● **DATASET EXCERPTS**:
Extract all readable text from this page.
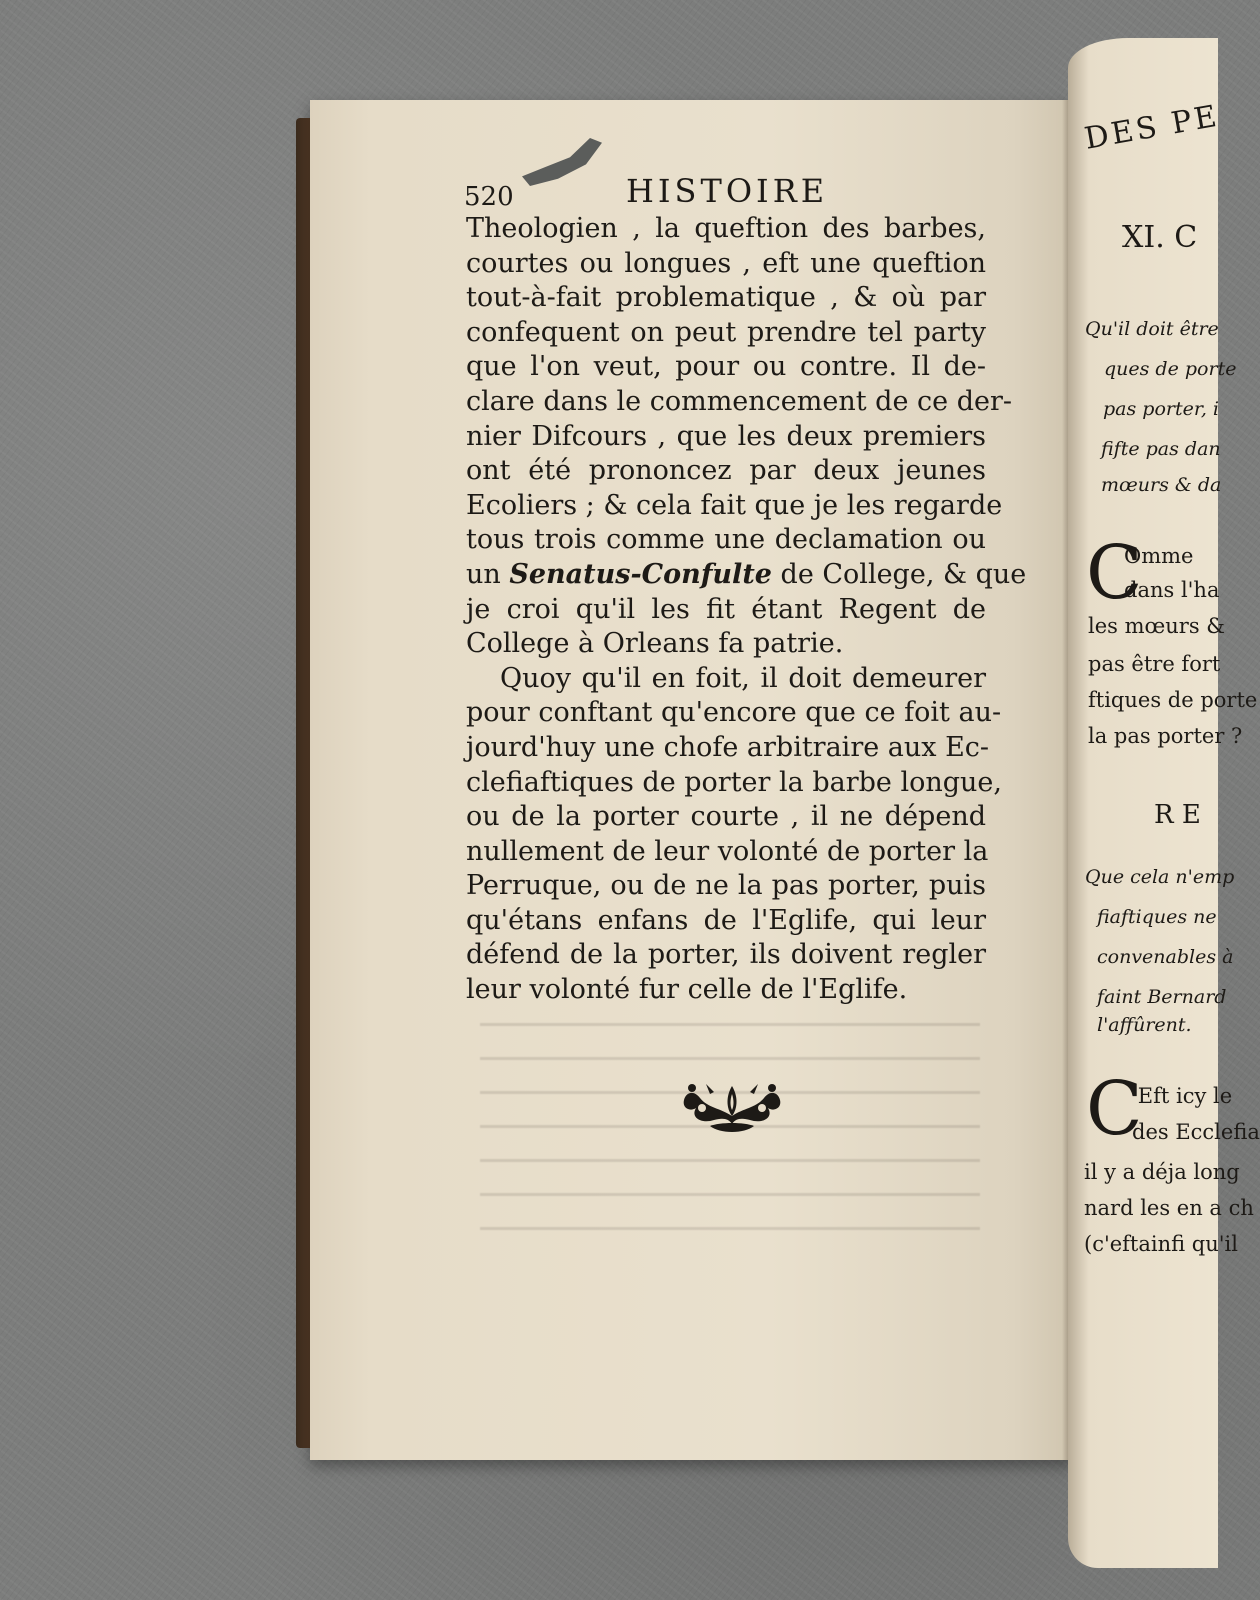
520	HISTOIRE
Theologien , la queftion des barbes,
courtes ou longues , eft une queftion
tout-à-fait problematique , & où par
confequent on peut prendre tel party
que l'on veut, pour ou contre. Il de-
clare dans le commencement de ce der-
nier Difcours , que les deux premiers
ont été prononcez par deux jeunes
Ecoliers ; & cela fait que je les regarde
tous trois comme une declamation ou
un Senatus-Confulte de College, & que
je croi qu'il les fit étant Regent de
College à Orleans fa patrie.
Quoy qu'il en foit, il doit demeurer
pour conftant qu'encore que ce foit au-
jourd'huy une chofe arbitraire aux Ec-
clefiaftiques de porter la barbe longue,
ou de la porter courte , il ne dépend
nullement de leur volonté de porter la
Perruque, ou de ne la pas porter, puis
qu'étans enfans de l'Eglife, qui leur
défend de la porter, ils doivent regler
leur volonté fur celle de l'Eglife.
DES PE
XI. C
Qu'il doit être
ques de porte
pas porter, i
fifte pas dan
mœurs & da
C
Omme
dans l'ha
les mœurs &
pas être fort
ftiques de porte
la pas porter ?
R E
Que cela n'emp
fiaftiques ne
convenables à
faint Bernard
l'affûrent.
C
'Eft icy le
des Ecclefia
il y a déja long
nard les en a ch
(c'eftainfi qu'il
--
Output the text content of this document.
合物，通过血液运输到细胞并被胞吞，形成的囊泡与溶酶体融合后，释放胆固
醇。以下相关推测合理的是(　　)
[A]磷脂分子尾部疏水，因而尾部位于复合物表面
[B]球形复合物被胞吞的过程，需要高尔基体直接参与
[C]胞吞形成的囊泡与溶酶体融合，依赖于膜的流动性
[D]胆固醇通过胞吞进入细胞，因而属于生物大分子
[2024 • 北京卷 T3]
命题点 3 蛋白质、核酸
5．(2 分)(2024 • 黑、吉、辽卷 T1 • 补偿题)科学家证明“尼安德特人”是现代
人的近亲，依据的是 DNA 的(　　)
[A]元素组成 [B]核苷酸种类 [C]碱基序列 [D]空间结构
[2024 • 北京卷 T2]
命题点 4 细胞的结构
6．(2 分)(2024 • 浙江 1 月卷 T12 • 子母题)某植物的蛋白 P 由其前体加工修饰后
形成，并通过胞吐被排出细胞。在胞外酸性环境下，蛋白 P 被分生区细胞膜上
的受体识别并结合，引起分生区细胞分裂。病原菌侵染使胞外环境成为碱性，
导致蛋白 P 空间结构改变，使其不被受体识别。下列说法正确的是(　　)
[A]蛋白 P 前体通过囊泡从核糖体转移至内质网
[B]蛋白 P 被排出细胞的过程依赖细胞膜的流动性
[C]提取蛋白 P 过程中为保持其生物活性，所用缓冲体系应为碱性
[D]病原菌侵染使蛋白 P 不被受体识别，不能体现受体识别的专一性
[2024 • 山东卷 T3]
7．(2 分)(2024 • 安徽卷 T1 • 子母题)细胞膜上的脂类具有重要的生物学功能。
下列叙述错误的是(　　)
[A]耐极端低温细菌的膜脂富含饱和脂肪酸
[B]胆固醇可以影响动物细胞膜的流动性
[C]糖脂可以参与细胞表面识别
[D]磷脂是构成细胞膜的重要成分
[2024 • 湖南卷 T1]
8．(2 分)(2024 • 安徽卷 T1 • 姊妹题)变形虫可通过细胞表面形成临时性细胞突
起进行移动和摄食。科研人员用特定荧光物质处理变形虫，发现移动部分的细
...
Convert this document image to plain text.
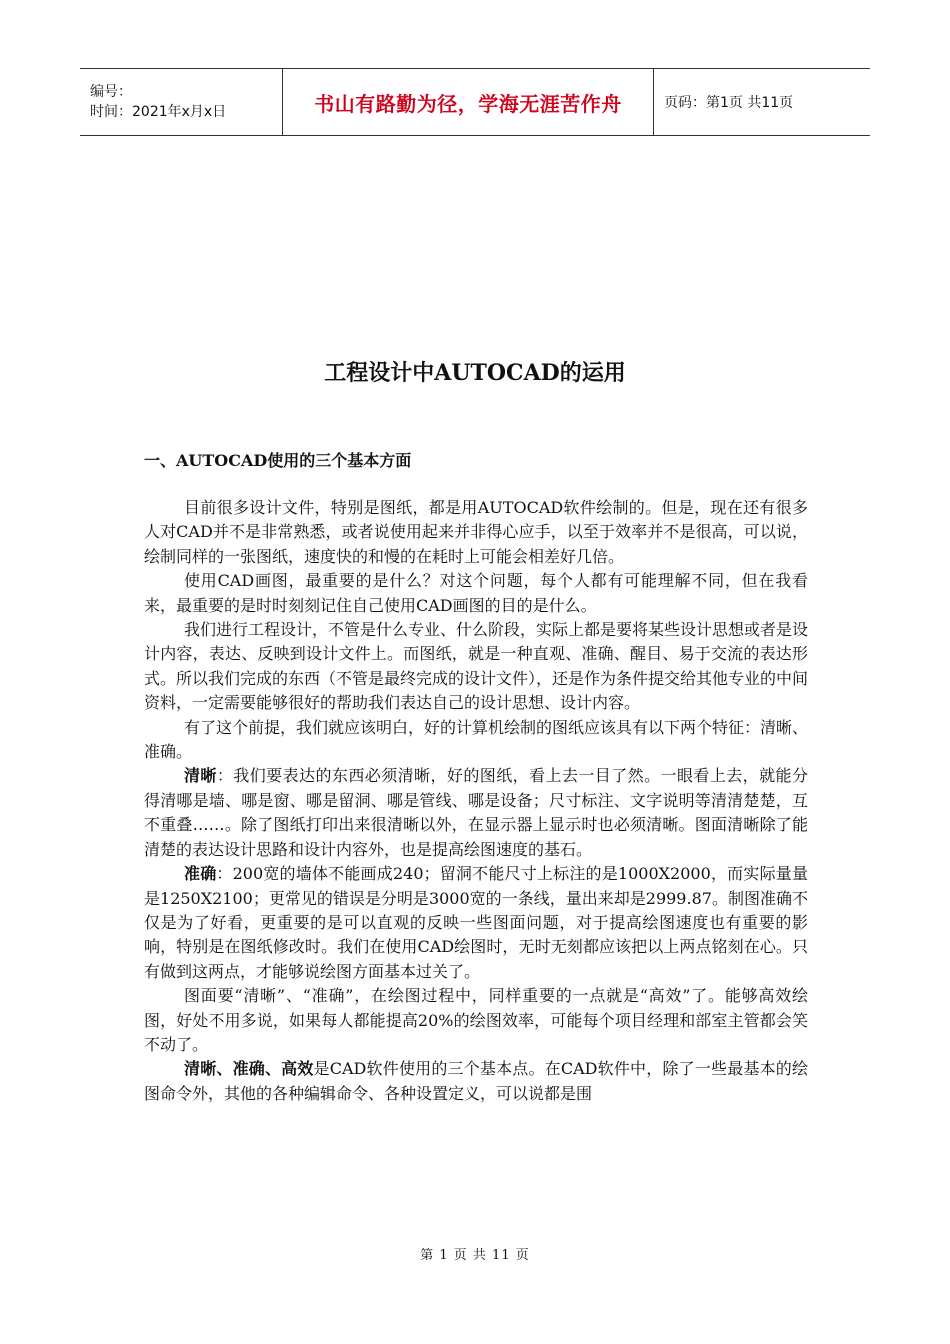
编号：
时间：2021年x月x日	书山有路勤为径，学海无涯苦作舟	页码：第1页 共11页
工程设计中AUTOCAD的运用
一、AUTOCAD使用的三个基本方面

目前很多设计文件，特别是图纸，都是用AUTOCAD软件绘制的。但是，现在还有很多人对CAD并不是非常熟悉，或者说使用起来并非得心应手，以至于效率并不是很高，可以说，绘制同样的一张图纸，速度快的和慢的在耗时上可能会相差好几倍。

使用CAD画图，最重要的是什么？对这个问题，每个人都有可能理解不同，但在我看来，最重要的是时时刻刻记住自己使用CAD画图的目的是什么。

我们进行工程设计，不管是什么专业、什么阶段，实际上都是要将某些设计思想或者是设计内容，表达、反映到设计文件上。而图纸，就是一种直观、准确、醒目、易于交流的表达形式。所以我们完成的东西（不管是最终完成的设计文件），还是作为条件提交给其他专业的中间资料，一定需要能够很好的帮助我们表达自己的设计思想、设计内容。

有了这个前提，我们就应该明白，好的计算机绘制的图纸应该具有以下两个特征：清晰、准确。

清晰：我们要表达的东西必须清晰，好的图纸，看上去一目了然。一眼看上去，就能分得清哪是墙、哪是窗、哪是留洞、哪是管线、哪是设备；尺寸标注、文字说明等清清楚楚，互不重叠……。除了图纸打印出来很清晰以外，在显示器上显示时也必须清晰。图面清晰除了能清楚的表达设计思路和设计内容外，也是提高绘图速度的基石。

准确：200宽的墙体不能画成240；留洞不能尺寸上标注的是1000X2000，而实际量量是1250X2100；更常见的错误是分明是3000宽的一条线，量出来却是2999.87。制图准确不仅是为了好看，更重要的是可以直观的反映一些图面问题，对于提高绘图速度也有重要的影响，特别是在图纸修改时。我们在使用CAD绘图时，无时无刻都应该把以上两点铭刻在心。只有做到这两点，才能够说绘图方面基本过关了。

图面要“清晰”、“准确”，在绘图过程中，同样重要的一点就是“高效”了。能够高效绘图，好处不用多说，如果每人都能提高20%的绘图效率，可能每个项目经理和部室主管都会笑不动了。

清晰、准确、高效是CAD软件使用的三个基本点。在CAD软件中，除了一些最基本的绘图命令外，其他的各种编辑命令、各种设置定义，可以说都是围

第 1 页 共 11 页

● **TASK DIRECTIONS**:
Search the preceding listing for "dans" and extract every line where it is found.

● **WORKED SOLUTION**:
clare dans le commencement de ce der-
dans l'ha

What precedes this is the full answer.